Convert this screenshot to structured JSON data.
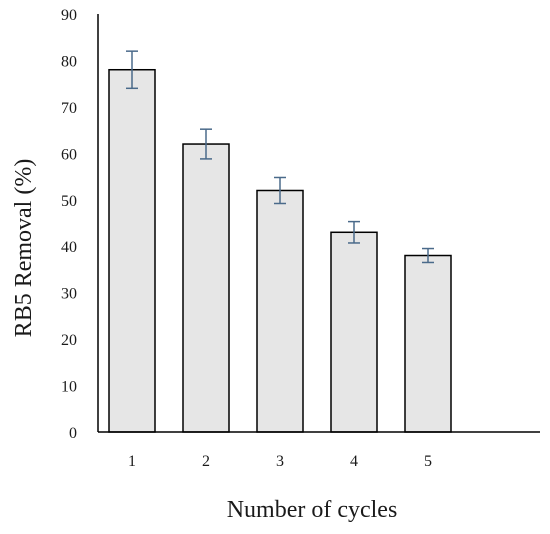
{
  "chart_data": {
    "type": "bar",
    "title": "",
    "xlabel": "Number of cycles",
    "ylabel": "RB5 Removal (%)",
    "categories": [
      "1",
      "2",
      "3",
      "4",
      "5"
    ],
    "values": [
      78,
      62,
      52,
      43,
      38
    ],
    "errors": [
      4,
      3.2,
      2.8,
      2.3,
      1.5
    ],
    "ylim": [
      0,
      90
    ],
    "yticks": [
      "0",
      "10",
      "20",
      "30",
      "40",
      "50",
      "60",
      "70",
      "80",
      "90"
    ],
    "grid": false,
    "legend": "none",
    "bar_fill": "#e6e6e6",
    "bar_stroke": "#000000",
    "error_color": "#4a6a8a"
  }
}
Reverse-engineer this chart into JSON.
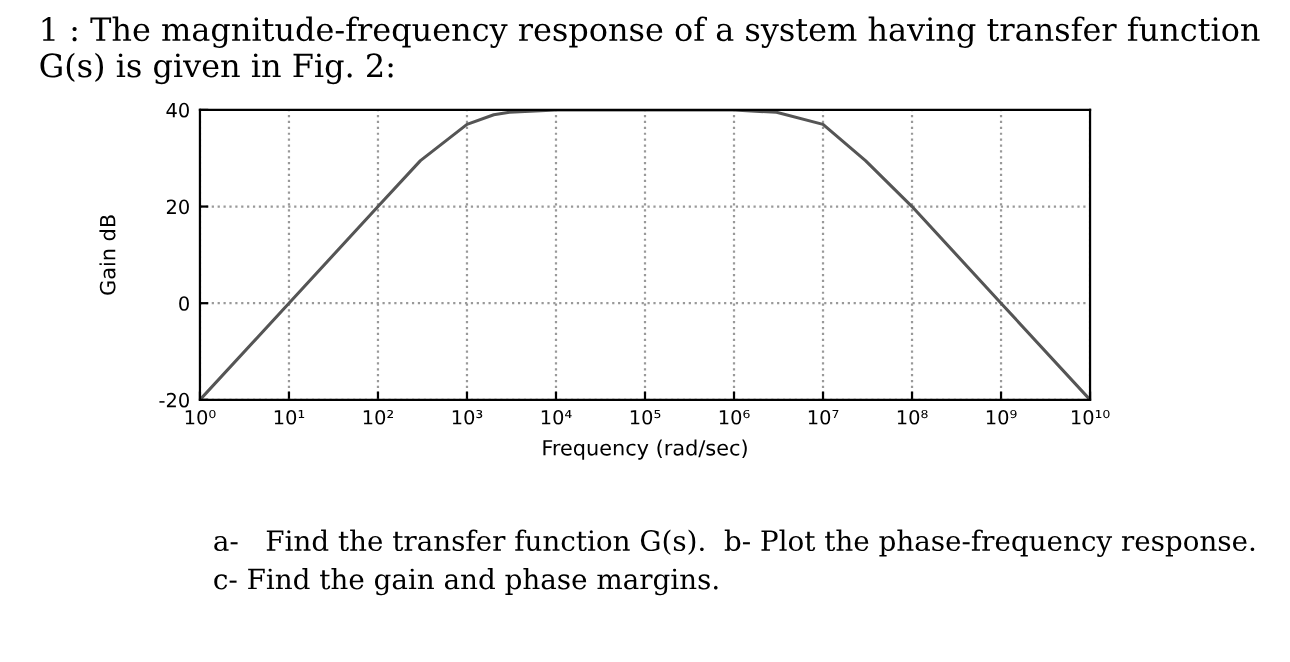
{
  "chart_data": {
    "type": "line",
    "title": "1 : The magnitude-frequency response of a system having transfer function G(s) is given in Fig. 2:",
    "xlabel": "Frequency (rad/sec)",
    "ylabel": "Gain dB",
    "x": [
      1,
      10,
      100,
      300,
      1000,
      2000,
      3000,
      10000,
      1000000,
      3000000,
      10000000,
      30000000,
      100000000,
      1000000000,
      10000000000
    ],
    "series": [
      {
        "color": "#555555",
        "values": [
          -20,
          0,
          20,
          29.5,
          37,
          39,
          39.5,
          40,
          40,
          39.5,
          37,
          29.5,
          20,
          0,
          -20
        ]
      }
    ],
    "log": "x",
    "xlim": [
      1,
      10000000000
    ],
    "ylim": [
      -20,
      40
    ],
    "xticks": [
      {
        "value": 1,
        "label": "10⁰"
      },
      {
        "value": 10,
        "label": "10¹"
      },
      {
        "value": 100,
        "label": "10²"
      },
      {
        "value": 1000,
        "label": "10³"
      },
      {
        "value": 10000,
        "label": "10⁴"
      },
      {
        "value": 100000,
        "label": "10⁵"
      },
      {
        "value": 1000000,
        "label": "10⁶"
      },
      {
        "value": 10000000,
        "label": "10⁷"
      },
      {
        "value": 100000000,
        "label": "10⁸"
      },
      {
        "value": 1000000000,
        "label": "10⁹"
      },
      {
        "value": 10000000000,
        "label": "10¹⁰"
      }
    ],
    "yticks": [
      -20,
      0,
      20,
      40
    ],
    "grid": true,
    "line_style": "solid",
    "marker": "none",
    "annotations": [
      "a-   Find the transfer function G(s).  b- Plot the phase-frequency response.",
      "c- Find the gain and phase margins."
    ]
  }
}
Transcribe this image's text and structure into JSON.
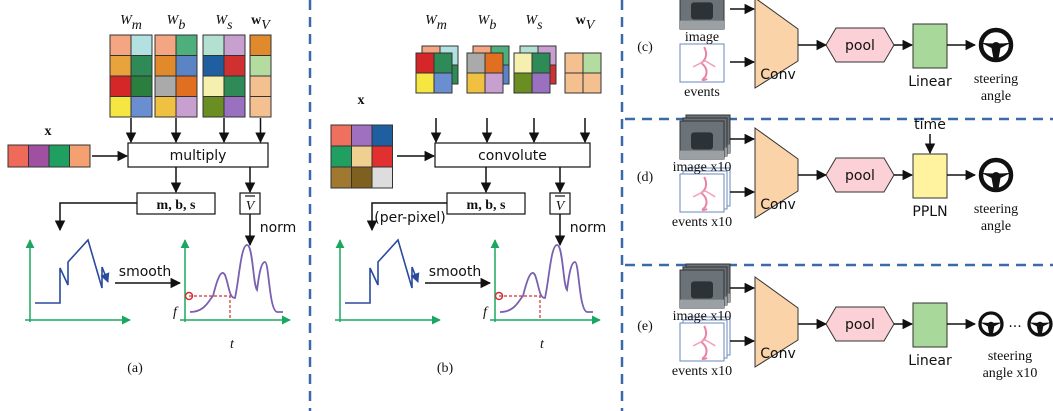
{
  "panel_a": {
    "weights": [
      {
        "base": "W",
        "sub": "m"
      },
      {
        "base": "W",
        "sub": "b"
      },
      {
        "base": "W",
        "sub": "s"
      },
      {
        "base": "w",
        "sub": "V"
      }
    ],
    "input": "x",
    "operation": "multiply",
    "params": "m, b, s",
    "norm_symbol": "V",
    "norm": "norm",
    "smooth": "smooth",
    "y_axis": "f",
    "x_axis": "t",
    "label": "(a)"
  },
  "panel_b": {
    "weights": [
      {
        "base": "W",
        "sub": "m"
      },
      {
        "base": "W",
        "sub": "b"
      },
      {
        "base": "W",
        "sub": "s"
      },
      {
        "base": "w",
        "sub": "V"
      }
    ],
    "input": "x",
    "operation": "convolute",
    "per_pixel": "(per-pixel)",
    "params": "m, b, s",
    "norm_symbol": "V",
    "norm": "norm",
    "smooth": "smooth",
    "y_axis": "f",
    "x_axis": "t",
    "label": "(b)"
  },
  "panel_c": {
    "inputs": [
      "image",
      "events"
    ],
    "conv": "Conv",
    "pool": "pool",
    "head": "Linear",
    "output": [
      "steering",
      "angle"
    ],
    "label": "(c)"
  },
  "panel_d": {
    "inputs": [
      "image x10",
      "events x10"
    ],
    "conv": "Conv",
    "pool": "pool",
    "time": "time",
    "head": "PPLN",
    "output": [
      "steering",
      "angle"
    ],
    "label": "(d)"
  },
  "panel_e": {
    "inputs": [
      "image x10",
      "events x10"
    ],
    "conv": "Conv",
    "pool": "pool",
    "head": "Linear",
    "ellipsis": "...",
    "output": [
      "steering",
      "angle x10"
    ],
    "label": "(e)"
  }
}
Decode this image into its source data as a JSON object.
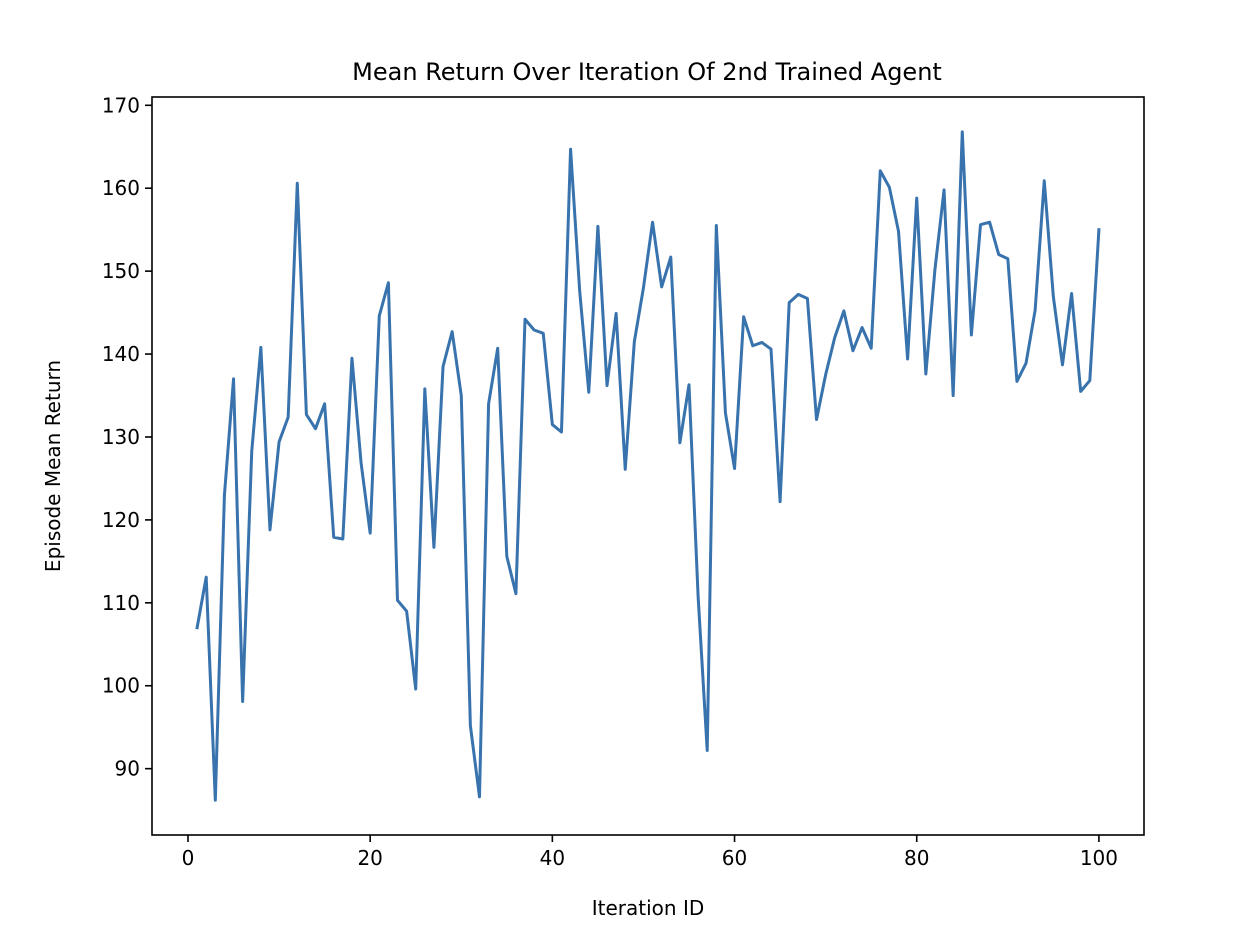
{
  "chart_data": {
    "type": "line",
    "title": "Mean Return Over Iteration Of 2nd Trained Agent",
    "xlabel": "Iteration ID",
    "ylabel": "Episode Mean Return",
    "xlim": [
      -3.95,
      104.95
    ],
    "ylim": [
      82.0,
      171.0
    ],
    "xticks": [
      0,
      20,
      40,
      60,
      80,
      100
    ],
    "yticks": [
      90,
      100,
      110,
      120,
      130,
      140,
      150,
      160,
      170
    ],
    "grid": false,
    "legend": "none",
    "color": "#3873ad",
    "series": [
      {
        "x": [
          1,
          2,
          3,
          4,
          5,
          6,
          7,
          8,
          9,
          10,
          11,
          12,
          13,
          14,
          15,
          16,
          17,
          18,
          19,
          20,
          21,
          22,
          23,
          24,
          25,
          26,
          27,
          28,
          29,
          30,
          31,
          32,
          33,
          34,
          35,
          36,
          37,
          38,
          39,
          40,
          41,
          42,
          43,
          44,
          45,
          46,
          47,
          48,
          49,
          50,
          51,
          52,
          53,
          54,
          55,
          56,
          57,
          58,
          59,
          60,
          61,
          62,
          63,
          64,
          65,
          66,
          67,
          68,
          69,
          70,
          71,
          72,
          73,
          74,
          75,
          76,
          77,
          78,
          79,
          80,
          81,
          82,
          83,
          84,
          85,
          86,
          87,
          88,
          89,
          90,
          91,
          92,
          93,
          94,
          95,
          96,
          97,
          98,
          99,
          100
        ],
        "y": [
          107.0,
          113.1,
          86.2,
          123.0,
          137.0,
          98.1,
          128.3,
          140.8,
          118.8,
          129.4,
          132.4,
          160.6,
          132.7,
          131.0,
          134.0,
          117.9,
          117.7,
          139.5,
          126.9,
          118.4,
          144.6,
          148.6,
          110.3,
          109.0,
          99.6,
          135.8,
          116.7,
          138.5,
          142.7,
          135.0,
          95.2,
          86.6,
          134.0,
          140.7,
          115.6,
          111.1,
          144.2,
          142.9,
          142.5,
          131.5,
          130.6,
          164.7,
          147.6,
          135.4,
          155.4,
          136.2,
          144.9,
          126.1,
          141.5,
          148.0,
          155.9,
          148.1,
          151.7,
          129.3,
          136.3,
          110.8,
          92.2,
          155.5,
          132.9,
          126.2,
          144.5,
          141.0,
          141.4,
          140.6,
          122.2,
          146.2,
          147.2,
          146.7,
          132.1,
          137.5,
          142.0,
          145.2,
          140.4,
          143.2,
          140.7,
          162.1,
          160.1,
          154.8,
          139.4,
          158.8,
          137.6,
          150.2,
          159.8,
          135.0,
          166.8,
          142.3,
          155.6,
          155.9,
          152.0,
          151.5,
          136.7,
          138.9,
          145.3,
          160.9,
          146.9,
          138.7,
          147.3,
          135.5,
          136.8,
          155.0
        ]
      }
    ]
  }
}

→ **Exercise objective**
Every line above should be returned word for word, with the pictures left behind.

→ **Exercise output**
Convert this screenshot to structured JSON data.
{
  "chart_data": {
    "type": "bar",
    "title": "",
    "xlabel": "Number of cycles",
    "ylabel": "RB5 Removal (%)",
    "categories": [
      "1",
      "2",
      "3",
      "4",
      "5"
    ],
    "values": [
      78,
      62,
      52,
      43,
      38
    ],
    "errors": [
      4,
      3.2,
      2.8,
      2.3,
      1.5
    ],
    "ylim": [
      0,
      90
    ],
    "yticks": [
      "0",
      "10",
      "20",
      "30",
      "40",
      "50",
      "60",
      "70",
      "80",
      "90"
    ],
    "grid": false,
    "legend": "none",
    "bar_fill": "#e6e6e6",
    "bar_stroke": "#000000",
    "error_color": "#4a6a8a"
  }
}
Reverse-engineer this chart into JSON.
{
  "chart_data": {
    "type": "line",
    "title": "1 : The magnitude-frequency response of a system having transfer function G(s) is given in Fig. 2:",
    "xlabel": "Frequency (rad/sec)",
    "ylabel": "Gain dB",
    "x": [
      1,
      10,
      100,
      300,
      1000,
      2000,
      3000,
      10000,
      1000000,
      3000000,
      10000000,
      30000000,
      100000000,
      1000000000,
      10000000000
    ],
    "series": [
      {
        "color": "#555555",
        "values": [
          -20,
          0,
          20,
          29.5,
          37,
          39,
          39.5,
          40,
          40,
          39.5,
          37,
          29.5,
          20,
          0,
          -20
        ]
      }
    ],
    "log": "x",
    "xlim": [
      1,
      10000000000
    ],
    "ylim": [
      -20,
      40
    ],
    "xticks": [
      {
        "value": 1,
        "label": "10⁰"
      },
      {
        "value": 10,
        "label": "10¹"
      },
      {
        "value": 100,
        "label": "10²"
      },
      {
        "value": 1000,
        "label": "10³"
      },
      {
        "value": 10000,
        "label": "10⁴"
      },
      {
        "value": 100000,
        "label": "10⁵"
      },
      {
        "value": 1000000,
        "label": "10⁶"
      },
      {
        "value": 10000000,
        "label": "10⁷"
      },
      {
        "value": 100000000,
        "label": "10⁸"
      },
      {
        "value": 1000000000,
        "label": "10⁹"
      },
      {
        "value": 10000000000,
        "label": "10¹⁰"
      }
    ],
    "yticks": [
      -20,
      0,
      20,
      40
    ],
    "grid": true,
    "line_style": "solid",
    "marker": "none",
    "annotations": [
      "a-   Find the transfer function G(s).  b- Plot the phase-frequency response.",
      "c- Find the gain and phase margins."
    ]
  }
}
Transcribe this image's text and structure into JSON.
{
  "panel_a": {
    "weights": [
      {
        "base": "W",
        "sub": "m"
      },
      {
        "base": "W",
        "sub": "b"
      },
      {
        "base": "W",
        "sub": "s"
      },
      {
        "base": "w",
        "sub": "V"
      }
    ],
    "input": "x",
    "operation": "multiply",
    "params": "m, b, s",
    "norm_symbol": "V",
    "norm": "norm",
    "smooth": "smooth",
    "y_axis": "f",
    "x_axis": "t",
    "label": "(a)"
  },
  "panel_b": {
    "weights": [
      {
        "base": "W",
        "sub": "m"
      },
      {
        "base": "W",
        "sub": "b"
      },
      {
        "base": "W",
        "sub": "s"
      },
      {
        "base": "w",
        "sub": "V"
      }
    ],
    "input": "x",
    "operation": "convolute",
    "per_pixel": "(per-pixel)",
    "params": "m, b, s",
    "norm_symbol": "V",
    "norm": "norm",
    "smooth": "smooth",
    "y_axis": "f",
    "x_axis": "t",
    "label": "(b)"
  },
  "panel_c": {
    "inputs": [
      "image",
      "events"
    ],
    "conv": "Conv",
    "pool": "pool",
    "head": "Linear",
    "output": [
      "steering",
      "angle"
    ],
    "label": "(c)"
  },
  "panel_d": {
    "inputs": [
      "image x10",
      "events x10"
    ],
    "conv": "Conv",
    "pool": "pool",
    "time": "time",
    "head": "PPLN",
    "output": [
      "steering",
      "angle"
    ],
    "label": "(d)"
  },
  "panel_e": {
    "inputs": [
      "image x10",
      "events x10"
    ],
    "conv": "Conv",
    "pool": "pool",
    "head": "Linear",
    "ellipsis": "...",
    "output": [
      "steering",
      "angle x10"
    ],
    "label": "(e)"
  }
}
Decode this image into its source data as a JSON object.
{
  "chart_data": {
    "type": "line",
    "title": "Mean Return Over Iteration Of 2nd Trained Agent",
    "xlabel": "Iteration ID",
    "ylabel": "Episode Mean Return",
    "xlim": [
      -3.95,
      104.95
    ],
    "ylim": [
      82.0,
      171.0
    ],
    "xticks": [
      0,
      20,
      40,
      60,
      80,
      100
    ],
    "yticks": [
      90,
      100,
      110,
      120,
      130,
      140,
      150,
      160,
      170
    ],
    "grid": false,
    "legend": "none",
    "color": "#3873ad",
    "series": [
      {
        "x": [
          1,
          2,
          3,
          4,
          5,
          6,
          7,
          8,
          9,
          10,
          11,
          12,
          13,
          14,
          15,
          16,
          17,
          18,
          19,
          20,
          21,
          22,
          23,
          24,
          25,
          26,
          27,
          28,
          29,
          30,
          31,
          32,
          33,
          34,
          35,
          36,
          37,
          38,
          39,
          40,
          41,
          42,
          43,
          44,
          45,
          46,
          47,
          48,
          49,
          50,
          51,
          52,
          53,
          54,
          55,
          56,
          57,
          58,
          59,
          60,
          61,
          62,
          63,
          64,
          65,
          66,
          67,
          68,
          69,
          70,
          71,
          72,
          73,
          74,
          75,
          76,
          77,
          78,
          79,
          80,
          81,
          82,
          83,
          84,
          85,
          86,
          87,
          88,
          89,
          90,
          91,
          92,
          93,
          94,
          95,
          96,
          97,
          98,
          99,
          100
        ],
        "y": [
          107.0,
          113.1,
          86.2,
          123.0,
          137.0,
          98.1,
          128.3,
          140.8,
          118.8,
          129.4,
          132.4,
          160.6,
          132.7,
          131.0,
          134.0,
          117.9,
          117.7,
          139.5,
          126.9,
          118.4,
          144.6,
          148.6,
          110.3,
          109.0,
          99.6,
          135.8,
          116.7,
          138.5,
          142.7,
          135.0,
          95.2,
          86.6,
          134.0,
          140.7,
          115.6,
          111.1,
          144.2,
          142.9,
          142.5,
          131.5,
          130.6,
          164.7,
          147.6,
          135.4,
          155.4,
          136.2,
          144.9,
          126.1,
          141.5,
          148.0,
          155.9,
          148.1,
          151.7,
          129.3,
          136.3,
          110.8,
          92.2,
          155.5,
          132.9,
          126.2,
          144.5,
          141.0,
          141.4,
          140.6,
          122.2,
          146.2,
          147.2,
          146.7,
          132.1,
          137.5,
          142.0,
          145.2,
          140.4,
          143.2,
          140.7,
          162.1,
          160.1,
          154.8,
          139.4,
          158.8,
          137.6,
          150.2,
          159.8,
          135.0,
          166.8,
          142.3,
          155.6,
          155.9,
          152.0,
          151.5,
          136.7,
          138.9,
          145.3,
          160.9,
          146.9,
          138.7,
          147.3,
          135.5,
          136.8,
          155.0
        ]
      }
    ]
  }
}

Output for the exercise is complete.